AIM » Rewrite the lines from the start of the records through the line containing "y-tick-label: 1,05 — [66, 331, 82, 339]", changing "x-tick-label" to "x-axis-tick" and leaving everything else the same.

Dataset records
━━━━━━━━━━━━━━━━━━━━━━━━━━━━━━

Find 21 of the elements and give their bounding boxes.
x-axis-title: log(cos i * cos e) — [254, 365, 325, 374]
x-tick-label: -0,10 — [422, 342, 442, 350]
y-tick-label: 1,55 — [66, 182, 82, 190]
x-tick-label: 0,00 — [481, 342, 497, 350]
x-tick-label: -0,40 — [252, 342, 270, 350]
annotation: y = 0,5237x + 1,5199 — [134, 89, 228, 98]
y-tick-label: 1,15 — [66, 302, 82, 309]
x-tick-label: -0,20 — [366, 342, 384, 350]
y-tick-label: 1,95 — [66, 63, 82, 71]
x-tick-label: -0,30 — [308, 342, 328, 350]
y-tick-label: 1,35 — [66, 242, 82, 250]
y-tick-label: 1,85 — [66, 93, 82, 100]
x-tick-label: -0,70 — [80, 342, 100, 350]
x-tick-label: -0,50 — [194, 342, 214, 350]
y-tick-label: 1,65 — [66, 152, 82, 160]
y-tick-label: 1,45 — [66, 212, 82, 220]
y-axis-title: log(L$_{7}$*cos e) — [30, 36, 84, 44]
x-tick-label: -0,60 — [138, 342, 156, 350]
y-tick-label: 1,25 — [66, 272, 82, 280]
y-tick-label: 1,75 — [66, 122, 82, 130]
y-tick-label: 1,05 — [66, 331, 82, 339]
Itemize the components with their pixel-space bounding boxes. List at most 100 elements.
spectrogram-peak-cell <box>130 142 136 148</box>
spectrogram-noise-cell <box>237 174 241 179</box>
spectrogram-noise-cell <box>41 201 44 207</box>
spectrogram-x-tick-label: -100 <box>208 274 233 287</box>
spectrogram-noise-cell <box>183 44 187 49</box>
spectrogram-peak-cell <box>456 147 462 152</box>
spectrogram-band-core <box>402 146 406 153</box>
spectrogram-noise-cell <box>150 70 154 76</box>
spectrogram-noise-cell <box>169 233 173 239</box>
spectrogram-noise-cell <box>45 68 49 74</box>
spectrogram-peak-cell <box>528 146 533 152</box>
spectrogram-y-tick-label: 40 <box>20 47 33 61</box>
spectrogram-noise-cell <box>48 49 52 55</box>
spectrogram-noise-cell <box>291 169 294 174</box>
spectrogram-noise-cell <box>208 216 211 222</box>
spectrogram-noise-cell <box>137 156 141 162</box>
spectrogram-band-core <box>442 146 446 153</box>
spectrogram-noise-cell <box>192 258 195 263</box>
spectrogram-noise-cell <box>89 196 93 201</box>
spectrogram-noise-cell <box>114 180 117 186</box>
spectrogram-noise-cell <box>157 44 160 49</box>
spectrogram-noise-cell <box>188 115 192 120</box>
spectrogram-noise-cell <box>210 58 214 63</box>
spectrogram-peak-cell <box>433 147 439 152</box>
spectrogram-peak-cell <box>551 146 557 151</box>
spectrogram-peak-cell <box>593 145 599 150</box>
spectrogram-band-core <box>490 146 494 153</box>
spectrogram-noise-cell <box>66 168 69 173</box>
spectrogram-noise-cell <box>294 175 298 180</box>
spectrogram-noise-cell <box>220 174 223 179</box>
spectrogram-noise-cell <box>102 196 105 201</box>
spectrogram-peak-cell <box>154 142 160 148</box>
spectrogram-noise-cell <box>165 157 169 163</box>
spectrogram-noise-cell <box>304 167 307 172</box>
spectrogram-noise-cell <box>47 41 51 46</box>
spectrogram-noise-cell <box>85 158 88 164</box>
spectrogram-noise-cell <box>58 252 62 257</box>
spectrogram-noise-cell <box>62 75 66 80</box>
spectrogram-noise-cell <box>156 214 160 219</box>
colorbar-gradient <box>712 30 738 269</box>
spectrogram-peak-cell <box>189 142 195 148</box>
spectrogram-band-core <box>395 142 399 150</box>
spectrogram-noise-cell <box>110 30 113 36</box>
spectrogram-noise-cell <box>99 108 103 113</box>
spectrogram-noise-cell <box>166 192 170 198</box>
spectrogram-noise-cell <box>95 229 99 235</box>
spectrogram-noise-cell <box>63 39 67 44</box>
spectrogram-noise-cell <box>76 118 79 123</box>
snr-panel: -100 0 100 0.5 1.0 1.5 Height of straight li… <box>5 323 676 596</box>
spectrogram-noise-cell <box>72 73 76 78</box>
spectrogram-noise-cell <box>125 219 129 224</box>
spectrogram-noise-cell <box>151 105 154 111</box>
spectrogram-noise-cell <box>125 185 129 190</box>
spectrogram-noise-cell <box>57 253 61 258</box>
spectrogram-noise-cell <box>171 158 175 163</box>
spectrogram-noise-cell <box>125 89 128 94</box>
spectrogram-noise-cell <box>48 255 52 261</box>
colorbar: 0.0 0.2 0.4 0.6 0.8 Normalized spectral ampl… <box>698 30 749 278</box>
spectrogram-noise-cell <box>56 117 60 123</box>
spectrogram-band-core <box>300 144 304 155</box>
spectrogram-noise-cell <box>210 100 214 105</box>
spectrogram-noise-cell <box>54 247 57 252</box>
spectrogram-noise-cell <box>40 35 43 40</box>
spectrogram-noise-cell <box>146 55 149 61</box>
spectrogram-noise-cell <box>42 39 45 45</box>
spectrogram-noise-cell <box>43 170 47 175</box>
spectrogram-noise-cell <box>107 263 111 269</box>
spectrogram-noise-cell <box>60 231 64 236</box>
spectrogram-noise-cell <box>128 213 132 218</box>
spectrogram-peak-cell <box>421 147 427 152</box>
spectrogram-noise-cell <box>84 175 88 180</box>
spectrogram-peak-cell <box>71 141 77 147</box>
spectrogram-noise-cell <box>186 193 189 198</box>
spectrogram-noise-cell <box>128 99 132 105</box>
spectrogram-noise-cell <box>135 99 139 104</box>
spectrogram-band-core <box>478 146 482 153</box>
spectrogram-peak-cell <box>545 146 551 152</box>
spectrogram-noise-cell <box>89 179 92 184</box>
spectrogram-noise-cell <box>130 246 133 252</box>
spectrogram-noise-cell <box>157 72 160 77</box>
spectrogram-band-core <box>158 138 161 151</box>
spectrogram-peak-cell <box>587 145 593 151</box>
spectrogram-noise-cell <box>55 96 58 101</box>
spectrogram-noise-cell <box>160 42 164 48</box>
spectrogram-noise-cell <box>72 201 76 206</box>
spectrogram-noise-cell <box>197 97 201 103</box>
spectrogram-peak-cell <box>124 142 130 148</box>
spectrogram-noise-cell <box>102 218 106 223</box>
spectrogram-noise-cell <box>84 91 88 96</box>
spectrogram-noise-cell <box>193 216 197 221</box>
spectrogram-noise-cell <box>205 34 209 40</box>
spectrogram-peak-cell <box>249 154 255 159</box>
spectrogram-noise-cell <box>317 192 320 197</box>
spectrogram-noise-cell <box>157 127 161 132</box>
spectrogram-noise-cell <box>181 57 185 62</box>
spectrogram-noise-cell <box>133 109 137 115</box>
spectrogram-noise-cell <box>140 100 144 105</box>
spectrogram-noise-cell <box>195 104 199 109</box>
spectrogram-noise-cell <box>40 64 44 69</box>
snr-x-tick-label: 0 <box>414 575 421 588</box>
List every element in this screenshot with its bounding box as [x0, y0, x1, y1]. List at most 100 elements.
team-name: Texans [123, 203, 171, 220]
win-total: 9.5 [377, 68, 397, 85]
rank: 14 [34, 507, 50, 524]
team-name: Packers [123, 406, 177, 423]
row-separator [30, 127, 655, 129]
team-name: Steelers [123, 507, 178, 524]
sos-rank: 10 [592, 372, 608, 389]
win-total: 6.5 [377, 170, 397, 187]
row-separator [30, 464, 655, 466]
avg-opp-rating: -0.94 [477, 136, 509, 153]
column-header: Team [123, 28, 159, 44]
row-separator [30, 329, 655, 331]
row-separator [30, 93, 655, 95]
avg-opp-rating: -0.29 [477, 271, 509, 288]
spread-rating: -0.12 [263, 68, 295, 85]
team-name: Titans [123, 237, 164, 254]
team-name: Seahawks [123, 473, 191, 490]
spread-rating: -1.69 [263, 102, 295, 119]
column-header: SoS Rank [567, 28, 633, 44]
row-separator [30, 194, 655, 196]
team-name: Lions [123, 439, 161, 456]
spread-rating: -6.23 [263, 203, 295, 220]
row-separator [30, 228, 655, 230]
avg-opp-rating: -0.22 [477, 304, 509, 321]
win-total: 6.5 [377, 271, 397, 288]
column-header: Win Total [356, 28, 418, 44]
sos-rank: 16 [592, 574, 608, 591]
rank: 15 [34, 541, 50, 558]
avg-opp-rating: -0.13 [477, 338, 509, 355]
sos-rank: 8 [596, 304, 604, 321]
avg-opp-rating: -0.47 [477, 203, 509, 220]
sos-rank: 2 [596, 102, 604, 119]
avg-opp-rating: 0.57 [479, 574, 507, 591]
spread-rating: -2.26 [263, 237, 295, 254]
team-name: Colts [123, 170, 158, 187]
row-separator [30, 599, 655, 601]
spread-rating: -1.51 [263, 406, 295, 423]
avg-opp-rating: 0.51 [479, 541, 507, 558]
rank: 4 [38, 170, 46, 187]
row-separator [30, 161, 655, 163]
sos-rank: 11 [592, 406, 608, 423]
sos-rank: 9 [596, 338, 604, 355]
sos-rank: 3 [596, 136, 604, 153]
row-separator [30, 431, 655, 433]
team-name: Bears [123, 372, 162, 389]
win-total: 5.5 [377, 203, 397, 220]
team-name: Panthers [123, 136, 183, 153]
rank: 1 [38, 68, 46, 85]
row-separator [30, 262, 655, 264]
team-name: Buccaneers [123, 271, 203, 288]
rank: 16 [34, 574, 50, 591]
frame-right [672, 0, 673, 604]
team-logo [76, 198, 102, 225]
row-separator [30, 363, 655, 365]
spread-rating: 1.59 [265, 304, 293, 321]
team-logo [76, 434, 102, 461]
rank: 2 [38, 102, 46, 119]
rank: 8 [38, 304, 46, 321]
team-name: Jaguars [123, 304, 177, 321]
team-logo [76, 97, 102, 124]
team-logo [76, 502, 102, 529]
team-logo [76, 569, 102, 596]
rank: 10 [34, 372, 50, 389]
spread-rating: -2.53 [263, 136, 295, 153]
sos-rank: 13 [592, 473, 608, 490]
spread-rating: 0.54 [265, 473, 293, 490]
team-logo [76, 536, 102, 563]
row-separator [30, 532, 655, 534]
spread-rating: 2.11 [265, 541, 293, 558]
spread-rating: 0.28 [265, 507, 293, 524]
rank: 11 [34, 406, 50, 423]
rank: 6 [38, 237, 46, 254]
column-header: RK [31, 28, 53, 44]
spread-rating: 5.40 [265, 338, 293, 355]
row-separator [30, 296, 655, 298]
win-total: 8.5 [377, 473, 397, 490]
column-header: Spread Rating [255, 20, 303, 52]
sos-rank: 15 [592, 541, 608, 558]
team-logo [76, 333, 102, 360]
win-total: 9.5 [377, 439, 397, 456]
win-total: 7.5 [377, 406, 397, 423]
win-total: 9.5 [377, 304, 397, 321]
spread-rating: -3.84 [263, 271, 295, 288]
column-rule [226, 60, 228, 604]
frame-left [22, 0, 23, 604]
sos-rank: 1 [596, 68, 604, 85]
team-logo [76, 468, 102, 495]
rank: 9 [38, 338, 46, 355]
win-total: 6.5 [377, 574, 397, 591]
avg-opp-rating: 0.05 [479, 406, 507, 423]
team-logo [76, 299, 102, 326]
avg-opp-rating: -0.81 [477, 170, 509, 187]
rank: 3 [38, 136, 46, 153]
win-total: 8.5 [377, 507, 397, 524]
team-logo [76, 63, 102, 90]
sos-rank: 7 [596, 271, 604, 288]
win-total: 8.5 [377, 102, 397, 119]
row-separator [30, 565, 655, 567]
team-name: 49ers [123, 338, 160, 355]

━━━━━━━━━━━━━━━━━━━━━━━━━━━━━━

PROBLEM SOLUTION »
Find 21 of the elements and give their bounding boxes.
x-axis-title: log(cos i * cos e) — [254, 365, 325, 374]
x-axis-tick: -0,10 — [422, 342, 442, 350]
y-tick-label: 1,55 — [66, 182, 82, 190]
x-axis-tick: 0,00 — [481, 342, 497, 350]
x-axis-tick: -0,40 — [252, 342, 270, 350]
annotation: y = 0,5237x + 1,5199 — [134, 89, 228, 98]
y-tick-label: 1,15 — [66, 302, 82, 309]
x-axis-tick: -0,20 — [366, 342, 384, 350]
y-tick-label: 1,95 — [66, 63, 82, 71]
x-axis-tick: -0,30 — [308, 342, 328, 350]
y-tick-label: 1,35 — [66, 242, 82, 250]
y-tick-label: 1,85 — [66, 93, 82, 100]
x-axis-tick: -0,70 — [80, 342, 100, 350]
x-axis-tick: -0,50 — [194, 342, 214, 350]
y-tick-label: 1,65 — [66, 152, 82, 160]
y-tick-label: 1,45 — [66, 212, 82, 220]
y-axis-title: log(L$_{7}$*cos e) — [30, 36, 84, 44]
x-axis-tick: -0,60 — [138, 342, 156, 350]
y-tick-label: 1,25 — [66, 272, 82, 280]
y-tick-label: 1,75 — [66, 122, 82, 130]
y-tick-label: 1,05 — [66, 331, 82, 339]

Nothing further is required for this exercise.